SOURCE TEXT:
- - - -

Because we’re so ignorant of growth we are poor at distinguishing want from need. The result? Our growth is stunted, our planet is poisoned, and our closets overflow.
If I had only one sentence to describe the America I’d say — a place where wants are met repeatedly despite our unmet needs.
Human growth is more important than economic growth
If you have some reservations about the way the world works — literally, the jobs we have and the way we have them — it’s probably because you live in a society that places economic growth over human growth.
Not that economic growth is always a bad thing. It’s a great thing — when it facilitates human growth. The problem is when it doesn’t. When, for example, what humans most need are things that can’t be bought or sold.
But because of the ignorance of human growth, we don’t know when to say when. We pursue economic growth endlessly.
It should be obvious that modern life isn’t founded on some noble virtue like freedom or truth. What then is it founded on? I’ll tell you. It’s founded on these two questions — two questions that, more than any other, shape modern life today.
WHAT DO PEOPLE WANT
WHAT WILL PEOPLE BUY
Tawdry questions to design a world by, eh? But most people spend their days caught up in their answering, or caught up in “making a living” by helping someone else to answer them.
If only our livelihoods were rooted in the question, What do people need in order to grow?
Fully grown humans are rare
The sad thing is that since we live so ignorant of growth, in an economy so hostile to growth, probably none of us will fully grow. Not you. Not me.
But the flip side of that is awe inspiring. The world has never seen a person fully grown. It makes me wonder just what we are really capable of.
 Like the seed we have a blueprint too. Not just for the design of our bodies, height, eye color, etc., but also for the design of our minds. These pre-disposed patterns of mind are, in part, what we call temperament. It’s what, for example, the flawed but ambitious Myers-Briggs test tries to measure.
 If you think the industrial food system is falling down on the job of nourishing our bodies, guess how much worse our industrial idea system is.
 While I’m confident that human growth is the point of human life, human growth probably isn’t the point of the universe. The point of the universe is probably something bigger in which humans are only a part.
Like growth, the summum bonum is another important and little-known concept that hardly anyone is taught. I first encountered it in Gandhi. He articulated the summum bonum as the “pursuit of truth.” The second time I encountered a reference to it was in W.P. Montague’s Belief Unbound. The third time in Jung’s autobiography.

- - - -

INFORMATION PROVIDED:
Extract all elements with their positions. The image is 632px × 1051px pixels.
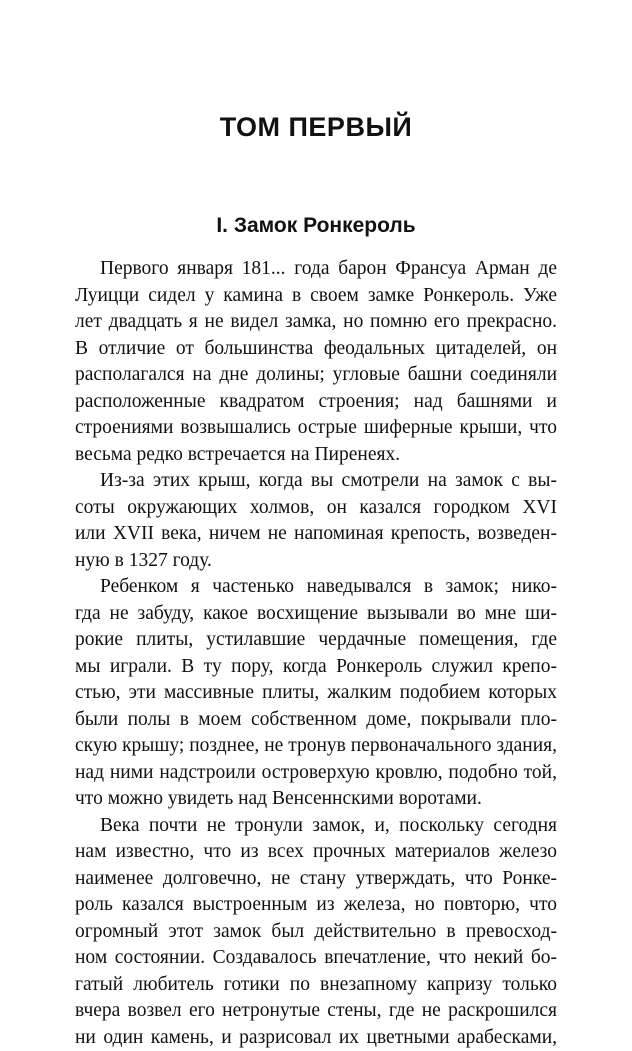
text-line: огромный этот замок был действительно в превосход- (75, 919, 557, 946)
text-line: вчера возвел его нетронутые стены, где не раскрошился (75, 998, 557, 1025)
text-line: стью, эти массивные плиты, жалким подобием которых (75, 680, 557, 707)
chapter-title: I. Замок Ронкероль (0, 214, 632, 238)
text-line: Из-за этих крыш, когда вы смотрели на замок с вы- (75, 468, 557, 495)
text-line: Первого января 181... года барон Франсуа Арман де (75, 256, 557, 283)
text-line: что можно увидеть над Венсеннскими воротами. (75, 786, 557, 813)
text-line: скую крышу; позднее, не тронув первоначального здания, (75, 733, 557, 760)
text-line: ную в 1327 году. (75, 548, 557, 575)
text-line: ни один камень, и разрисовал их цветными арабесками, (75, 1025, 557, 1051)
volume-title: ТОМ ПЕРВЫЙ (0, 112, 632, 143)
text-line: располагался на дне долины; угловые башни соединяли (75, 362, 557, 389)
text-line: соты окружающих холмов, он казался городком XVI (75, 495, 557, 522)
text-line: или XVII века, ничем не напоминая крепость, возведен- (75, 521, 557, 548)
text-line: В отличие от большинства феодальных цитаделей, он (75, 336, 557, 363)
text-line: мы играли. В ту пору, когда Ронкероль служил крепо- (75, 654, 557, 681)
text-line: расположенные квадратом строения; над башнями и (75, 389, 557, 416)
text-line: Века почти не тронули замок, и, поскольку сегодня (75, 813, 557, 840)
text-line: роль казался выстроенным из железа, но повторю, что (75, 892, 557, 919)
text-line: рокие плиты, устилавшие чердачные помещения, где (75, 627, 557, 654)
body-text (75, 256, 557, 1051)
text-line: были полы в моем собственном доме, покрывали пло- (75, 707, 557, 734)
text-line: Ребенком я частенько наведывался в замок; нико- (75, 574, 557, 601)
text-line: лет двадцать я не видел замка, но помню его прекрасно. (75, 309, 557, 336)
text-line: Луицци сидел у камина в своем замке Ронкероль. Уже (75, 283, 557, 310)
text-line: ном состоянии. Создавалось впечатление, что некий бо- (75, 945, 557, 972)
text-line: строениями возвышались острые шиферные крыши, что (75, 415, 557, 442)
text-line: гда не забуду, какое восхищение вызывали во мне ши- (75, 601, 557, 628)
text-line: над ними надстроили островерхую кровлю, подобно той, (75, 760, 557, 787)
text-line: весьма редко встречается на Пиренеях. (75, 442, 557, 469)
text-line: гатый любитель готики по внезапному капризу только (75, 972, 557, 999)
text-line: нам известно, что из всех прочных материалов железо (75, 839, 557, 866)
text-line: наименее долговечно, не стану утверждать, что Ронке- (75, 866, 557, 893)
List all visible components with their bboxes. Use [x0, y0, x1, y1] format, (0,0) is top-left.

- - - -

REQUIRED WORK:
- a) Summarize the essay on human growth in two sentences.
- b) According to the essay on human growth, how did Gandhi articulate the summum bonum?
- c) Copy out the passage of the essay on human growth from "If only our" to "idea system is.".

OUTPUTS:
- a) Because we are ignorant of growth, we struggle to tell want from need, and we live in a society that places economic growth over human growth and pursues it endlessly. Modern life is shaped by the questions of what people want and what they will buy, and in an economy so hostile to growth probably none of us will fully grow.

- b) He articulated it as the "pursuit of truth."

- c)
If only our livelihoods were rooted in the question, What do people need in order to grow?
Fully grown humans are rare
The sad thing is that since we live so ignorant of growth, in an economy so hostile to growth, probably none of us will fully grow. Not you. Not me.
But the flip side of that is awe inspiring. The world has never seen a person fully grown. It makes me wonder just what we are really capable of.
 Like the seed we have a blueprint too. Not just for the design of our bodies, height, eye color, etc., but also for the design of our minds. These pre-disposed patterns of mind are, in part, what we call temperament. It’s what, for example, the flawed but ambitious Myers-Briggs test tries to measure.
 If you think the industrial food system is falling down on the job of nourishing our bodies, guess how much worse our industrial idea system is.